>> start

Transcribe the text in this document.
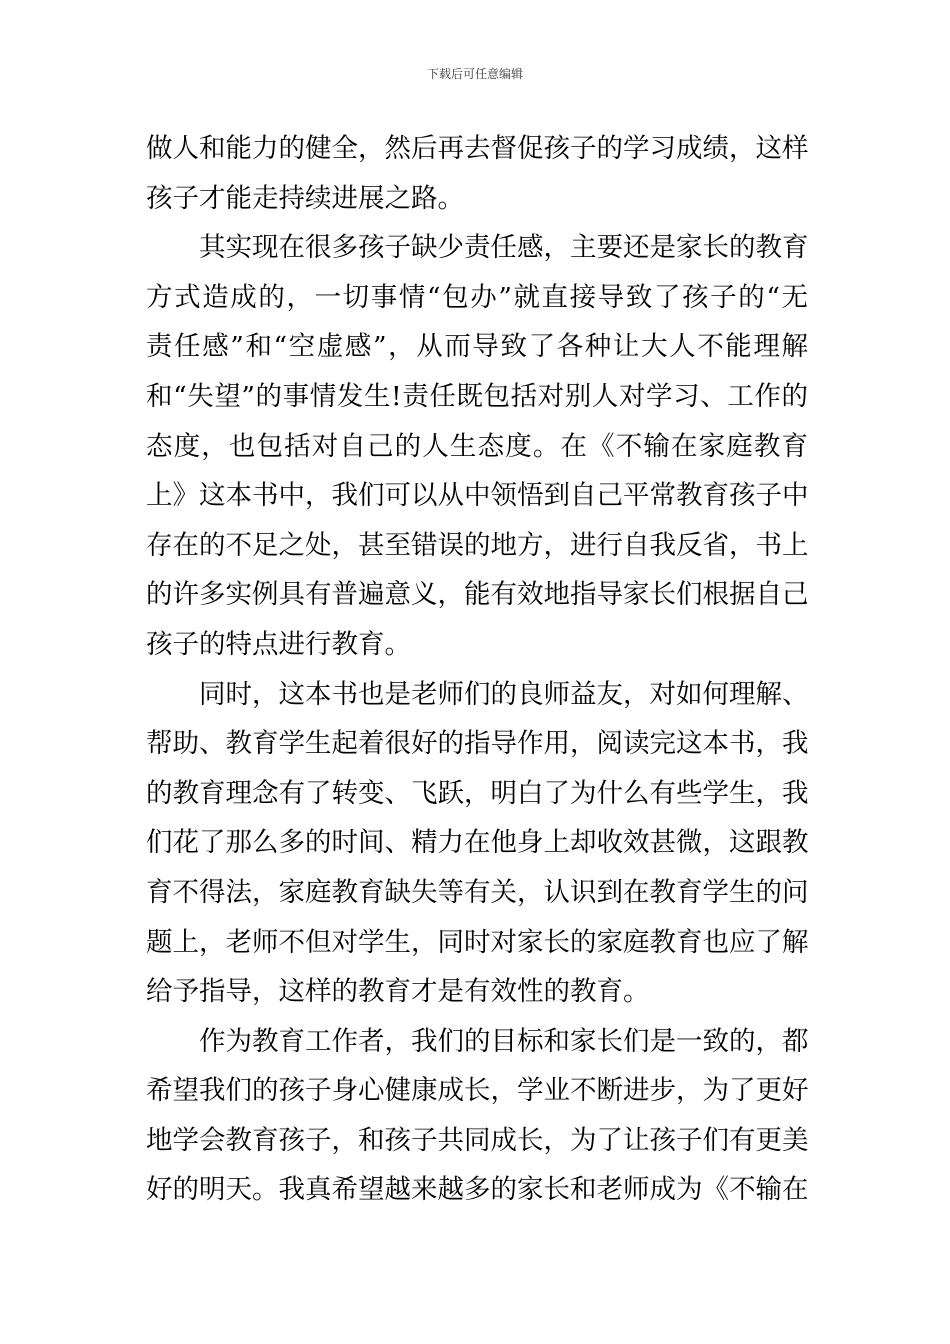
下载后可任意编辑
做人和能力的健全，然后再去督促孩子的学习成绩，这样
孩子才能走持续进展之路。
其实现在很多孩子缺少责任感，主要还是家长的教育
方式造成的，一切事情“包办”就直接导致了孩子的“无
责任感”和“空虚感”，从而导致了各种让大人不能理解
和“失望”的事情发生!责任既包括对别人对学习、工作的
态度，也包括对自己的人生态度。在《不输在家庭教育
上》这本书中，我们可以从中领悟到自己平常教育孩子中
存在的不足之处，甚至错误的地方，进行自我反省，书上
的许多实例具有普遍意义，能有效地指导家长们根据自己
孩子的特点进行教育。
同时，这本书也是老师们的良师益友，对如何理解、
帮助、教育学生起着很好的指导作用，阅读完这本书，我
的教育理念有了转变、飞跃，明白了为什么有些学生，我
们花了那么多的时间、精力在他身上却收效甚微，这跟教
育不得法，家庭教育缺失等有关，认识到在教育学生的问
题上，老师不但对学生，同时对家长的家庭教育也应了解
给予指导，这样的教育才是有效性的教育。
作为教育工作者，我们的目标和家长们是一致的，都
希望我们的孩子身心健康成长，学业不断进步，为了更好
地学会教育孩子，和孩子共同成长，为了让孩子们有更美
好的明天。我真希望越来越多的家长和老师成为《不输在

>> end

- _What the task asks_: Reproduce all of the material above word for word. Omit the pictures.

- _Output below_:
Transcribe the text in this document.
下载后可任意编辑
做人和能力的健全，然后再去督促孩子的学习成绩，这样
孩子才能走持续进展之路。
其实现在很多孩子缺少责任感，主要还是家长的教育
方式造成的，一切事情“包办”就直接导致了孩子的“无
责任感”和“空虚感”，从而导致了各种让大人不能理解
和“失望”的事情发生!责任既包括对别人对学习、工作的
态度，也包括对自己的人生态度。在《不输在家庭教育
上》这本书中，我们可以从中领悟到自己平常教育孩子中
存在的不足之处，甚至错误的地方，进行自我反省，书上
的许多实例具有普遍意义，能有效地指导家长们根据自己
孩子的特点进行教育。
同时，这本书也是老师们的良师益友，对如何理解、
帮助、教育学生起着很好的指导作用，阅读完这本书，我
的教育理念有了转变、飞跃，明白了为什么有些学生，我
们花了那么多的时间、精力在他身上却收效甚微，这跟教
育不得法，家庭教育缺失等有关，认识到在教育学生的问
题上，老师不但对学生，同时对家长的家庭教育也应了解
给予指导，这样的教育才是有效性的教育。
作为教育工作者，我们的目标和家长们是一致的，都
希望我们的孩子身心健康成长，学业不断进步，为了更好
地学会教育孩子，和孩子共同成长，为了让孩子们有更美
好的明天。我真希望越来越多的家长和老师成为《不输在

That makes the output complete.